> _Short exercise_: Nothing in the data should change when you return it, but leave the pictures out.

> _Extracted information_:
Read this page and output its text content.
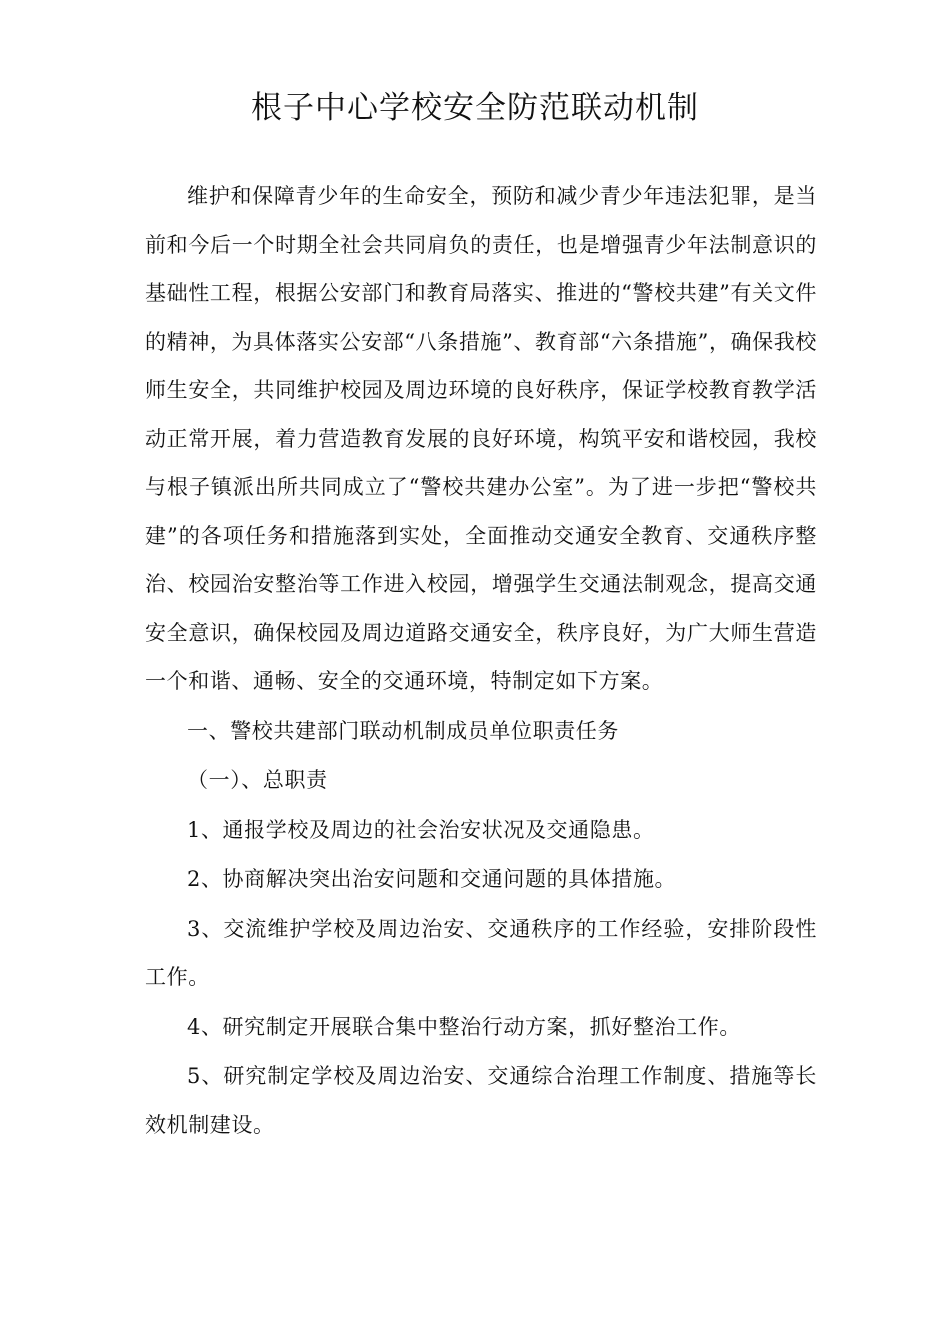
根子中心学校安全防范联动机制

维护和保障青少年的生命安全，预防和减少青少年违法犯罪，是当前和今后一个时期全社会共同肩负的责任，也是增强青少年法制意识的基础性工程，根据公安部门和教育局落实、推进的“警校共建”有关文件的精神，为具体落实公安部“八条措施”、教育部“六条措施”，确保我校师生安全，共同维护校园及周边环境的良好秩序，保证学校教育教学活动正常开展，着力营造教育发展的良好环境，构筑平安和谐校园，我校与根子镇派出所共同成立了“警校共建办公室”。为了进一步把“警校共建”的各项任务和措施落到实处，全面推动交通安全教育、交通秩序整治、校园治安整治等工作进入校园，增强学生交通法制观念，提高交通安全意识，确保校园及周边道路交通安全，秩序良好，为广大师生营造一个和谐、通畅、安全的交通环境，特制定如下方案。

一、警校共建部门联动机制成员单位职责任务

（一）、总职责

1、通报学校及周边的社会治安状况及交通隐患。

2、协商解决突出治安问题和交通问题的具体措施。

3、交流维护学校及周边治安、交通秩序的工作经验，安排阶段性工作。

4、研究制定开展联合集中整治行动方案，抓好整治工作。

5、研究制定学校及周边治安、交通综合治理工作制度、措施等长效机制建设。
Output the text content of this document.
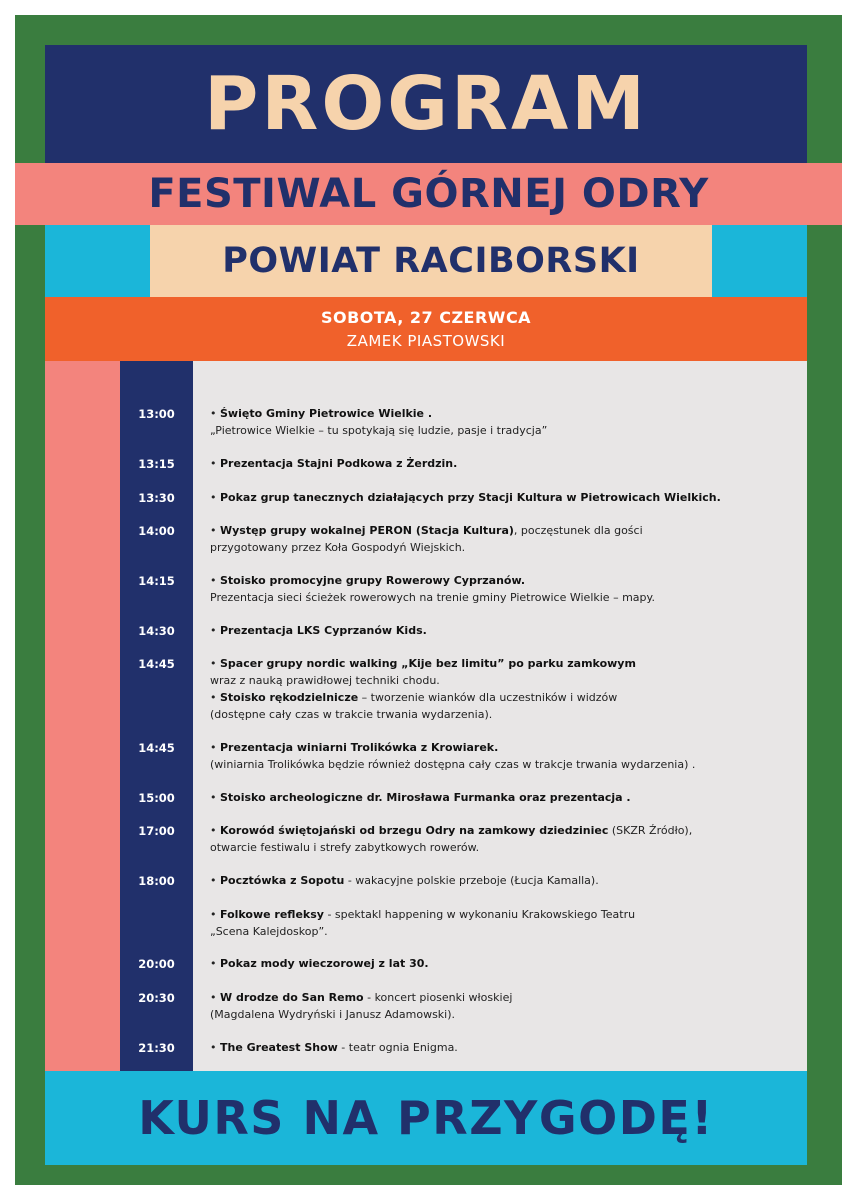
PROGRAM
FESTIWAL GÓRNEJ ODRY
POWIAT RACIBORSKI
SOBOTA, 27 CZERWCA
ZAMEK PIASTOWSKI
13:00	• Święto Gminy Pietrowice Wielkie .
„Pietrowice Wielkie – tu spotykają się ludzie, pasje i tradycja”
13:15	• Prezentacja Stajni Podkowa z Żerdzin.
13:30	• Pokaz grup tanecznych działających przy Stacji Kultura w Pietrowicach Wielkich.
14:00	• Występ grupy wokalnej PERON (Stacja Kultura), poczęstunek dla gości
przygotowany przez Koła Gospodyń Wiejskich.
14:15	• Stoisko promocyjne grupy Rowerowy Cyprzanów.
Prezentacja sieci ścieżek rowerowych na trenie gminy Pietrowice Wielkie – mapy.
14:30	• Prezentacja LKS Cyprzanów Kids.
14:45	• Spacer grupy nordic walking „Kije bez limitu” po parku zamkowym
wraz z nauką prawidłowej techniki chodu.
• Stoisko rękodzielnicze – tworzenie wianków dla uczestników i widzów
(dostępne cały czas w trakcie trwania wydarzenia).
14:45	• Prezentacja winiarni Trolikówka z Krowiarek.
(winiarnia Trolikówka będzie również dostępna cały czas w trakcje trwania wydarzenia) .
15:00	• Stoisko archeologiczne dr. Mirosława Furmanka oraz prezentacja .
17:00	• Korowód świętojański od brzegu Odry na zamkowy dziedziniec (SKZR Źródło),
otwarcie festiwalu i strefy zabytkowych rowerów.
18:00	• Pocztówka z Sopotu - wakacyjne polskie przeboje (Łucja Kamalla).
• Folkowe refleksy - spektakl happening w wykonaniu Krakowskiego Teatru
„Scena Kalejdoskop”.
20:00	• Pokaz mody wieczorowej z lat 30.
20:30	• W drodze do San Remo - koncert piosenki włoskiej
(Magdalena Wydryński i Janusz Adamowski).
21:30	• The Greatest Show - teatr ognia Enigma.
KURS NA PRZYGODĘ!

> _Exercise result_:
Read this page and output its text content.
根子中心学校安全防范联动机制

维护和保障青少年的生命安全，预防和减少青少年违法犯罪，是当前和今后一个时期全社会共同肩负的责任，也是增强青少年法制意识的基础性工程，根据公安部门和教育局落实、推进的“警校共建”有关文件的精神，为具体落实公安部“八条措施”、教育部“六条措施”，确保我校师生安全，共同维护校园及周边环境的良好秩序，保证学校教育教学活动正常开展，着力营造教育发展的良好环境，构筑平安和谐校园，我校与根子镇派出所共同成立了“警校共建办公室”。为了进一步把“警校共建”的各项任务和措施落到实处，全面推动交通安全教育、交通秩序整治、校园治安整治等工作进入校园，增强学生交通法制观念，提高交通安全意识，确保校园及周边道路交通安全，秩序良好，为广大师生营造一个和谐、通畅、安全的交通环境，特制定如下方案。

一、警校共建部门联动机制成员单位职责任务

（一）、总职责

1、通报学校及周边的社会治安状况及交通隐患。

2、协商解决突出治安问题和交通问题的具体措施。

3、交流维护学校及周边治安、交通秩序的工作经验，安排阶段性工作。

4、研究制定开展联合集中整治行动方案，抓好整治工作。

5、研究制定学校及周边治安、交通综合治理工作制度、措施等长效机制建设。
Output the text content of this document.
PROGRAM
FESTIWAL GÓRNEJ ODRY
POWIAT RACIBORSKI
SOBOTA, 27 CZERWCA
ZAMEK PIASTOWSKI
13:00	• Święto Gminy Pietrowice Wielkie .
„Pietrowice Wielkie – tu spotykają się ludzie, pasje i tradycja”
13:15	• Prezentacja Stajni Podkowa z Żerdzin.
13:30	• Pokaz grup tanecznych działających przy Stacji Kultura w Pietrowicach Wielkich.
14:00	• Występ grupy wokalnej PERON (Stacja Kultura), poczęstunek dla gości
przygotowany przez Koła Gospodyń Wiejskich.
14:15	• Stoisko promocyjne grupy Rowerowy Cyprzanów.
Prezentacja sieci ścieżek rowerowych na trenie gminy Pietrowice Wielkie – mapy.
14:30	• Prezentacja LKS Cyprzanów Kids.
14:45	• Spacer grupy nordic walking „Kije bez limitu” po parku zamkowym
wraz z nauką prawidłowej techniki chodu.
• Stoisko rękodzielnicze – tworzenie wianków dla uczestników i widzów
(dostępne cały czas w trakcie trwania wydarzenia).
14:45	• Prezentacja winiarni Trolikówka z Krowiarek.
(winiarnia Trolikówka będzie również dostępna cały czas w trakcje trwania wydarzenia) .
15:00	• Stoisko archeologiczne dr. Mirosława Furmanka oraz prezentacja .
17:00	• Korowód świętojański od brzegu Odry na zamkowy dziedziniec (SKZR Źródło),
otwarcie festiwalu i strefy zabytkowych rowerów.
18:00	• Pocztówka z Sopotu - wakacyjne polskie przeboje (Łucja Kamalla).
• Folkowe refleksy - spektakl happening w wykonaniu Krakowskiego Teatru
„Scena Kalejdoskop”.
20:00	• Pokaz mody wieczorowej z lat 30.
20:30	• W drodze do San Remo - koncert piosenki włoskiej
(Magdalena Wydryński i Janusz Adamowski).
21:30	• The Greatest Show - teatr ognia Enigma.
KURS NA PRZYGODĘ!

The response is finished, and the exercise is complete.